Source text:
# # #

Israeli military in PR offensive to explain civilian deaths in Gaza
Senior officers have met reporters to insist offensive was 'moral and ethical'
Monday 30 March 2009
The Israeli military has moved to deflect a mounting barrage of criticism over the deaths of hundreds of civilians during its 22-day offensive in Gaza.
The public relations drive by the Israeli Defence Force has been given impetus by allegations made by some soldiers that permissive rules of engagement failed to protect civilians.
The allegations – currently being investigated by military police – have generated widespread publicity and led senior officers to meet reporters. At these meetings, they have sought to reinforce the military's assertion that, in the words of the Chief of Staff Gabi Ashkenazy, "the IDF acted morally and ethically. If there were incidents like these, they were isolated." The move also follows a series of reports from groups including Amnesty International and Human Rights Watch documenting civilian deaths which they say violated international law.

# # #

Extracted material:

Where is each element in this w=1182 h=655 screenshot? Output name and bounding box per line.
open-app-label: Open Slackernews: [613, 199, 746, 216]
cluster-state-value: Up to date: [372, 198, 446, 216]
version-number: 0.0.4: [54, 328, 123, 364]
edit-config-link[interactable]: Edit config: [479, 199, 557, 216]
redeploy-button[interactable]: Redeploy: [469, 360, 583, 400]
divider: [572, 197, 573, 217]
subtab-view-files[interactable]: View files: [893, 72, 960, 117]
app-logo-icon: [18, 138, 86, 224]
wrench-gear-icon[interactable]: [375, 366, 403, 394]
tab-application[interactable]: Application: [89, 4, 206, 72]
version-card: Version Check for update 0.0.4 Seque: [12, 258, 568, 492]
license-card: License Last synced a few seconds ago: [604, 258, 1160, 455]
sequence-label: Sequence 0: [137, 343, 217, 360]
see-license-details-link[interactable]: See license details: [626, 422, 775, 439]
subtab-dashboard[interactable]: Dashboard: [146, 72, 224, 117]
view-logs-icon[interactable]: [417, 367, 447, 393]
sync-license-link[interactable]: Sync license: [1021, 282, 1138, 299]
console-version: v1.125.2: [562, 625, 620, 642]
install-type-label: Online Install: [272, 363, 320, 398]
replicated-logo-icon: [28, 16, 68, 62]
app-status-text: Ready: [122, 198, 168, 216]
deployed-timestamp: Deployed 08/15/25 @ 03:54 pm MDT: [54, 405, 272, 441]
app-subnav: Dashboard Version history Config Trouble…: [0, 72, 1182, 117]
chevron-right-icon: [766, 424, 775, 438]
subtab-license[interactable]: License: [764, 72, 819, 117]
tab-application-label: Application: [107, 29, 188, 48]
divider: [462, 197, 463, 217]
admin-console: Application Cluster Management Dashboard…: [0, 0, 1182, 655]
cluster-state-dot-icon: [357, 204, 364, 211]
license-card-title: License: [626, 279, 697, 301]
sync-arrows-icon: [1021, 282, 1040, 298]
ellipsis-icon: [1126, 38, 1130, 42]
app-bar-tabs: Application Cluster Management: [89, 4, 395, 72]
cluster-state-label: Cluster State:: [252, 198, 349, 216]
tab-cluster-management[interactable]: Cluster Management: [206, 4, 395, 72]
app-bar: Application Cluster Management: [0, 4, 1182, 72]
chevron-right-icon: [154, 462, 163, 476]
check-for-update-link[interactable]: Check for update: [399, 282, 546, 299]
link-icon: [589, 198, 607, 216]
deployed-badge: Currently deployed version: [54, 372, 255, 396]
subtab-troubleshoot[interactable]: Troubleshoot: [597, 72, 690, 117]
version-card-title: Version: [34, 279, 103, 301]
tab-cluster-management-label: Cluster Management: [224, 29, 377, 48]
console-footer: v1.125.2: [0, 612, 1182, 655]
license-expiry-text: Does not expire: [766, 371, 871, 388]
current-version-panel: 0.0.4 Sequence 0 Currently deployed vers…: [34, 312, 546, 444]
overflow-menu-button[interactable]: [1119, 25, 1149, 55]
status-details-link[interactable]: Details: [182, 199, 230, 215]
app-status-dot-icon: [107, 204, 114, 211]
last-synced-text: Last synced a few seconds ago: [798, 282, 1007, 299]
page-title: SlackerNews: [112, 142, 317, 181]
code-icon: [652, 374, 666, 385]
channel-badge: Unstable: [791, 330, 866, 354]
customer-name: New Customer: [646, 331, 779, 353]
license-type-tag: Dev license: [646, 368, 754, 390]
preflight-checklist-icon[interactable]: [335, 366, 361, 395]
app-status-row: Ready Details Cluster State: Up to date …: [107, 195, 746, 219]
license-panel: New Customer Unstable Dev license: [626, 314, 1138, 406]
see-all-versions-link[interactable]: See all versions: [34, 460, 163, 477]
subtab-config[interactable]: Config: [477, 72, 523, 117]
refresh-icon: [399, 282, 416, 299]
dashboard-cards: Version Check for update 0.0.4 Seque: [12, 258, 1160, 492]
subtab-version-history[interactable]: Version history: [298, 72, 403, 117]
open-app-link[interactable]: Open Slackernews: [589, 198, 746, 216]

# # #

What you need to do:
**A.** According to the article on the Israeli military's public relations drive, how many days did the offensive in Gaza last?
**B.** Copy the article on the Israeli military's public relations drive word for word, from "Israeli military in" up to and including "offensive in Gaza.".

Answers provided:
**A.** 22 days

**B.**
Israeli military in PR offensive to explain civilian deaths in Gaza
Senior officers have met reporters to insist offensive was 'moral and ethical'
Monday 30 March 2009
The Israeli military has moved to deflect a mounting barrage of criticism over the deaths of hundreds of civilians during its 22-day offensive in Gaza.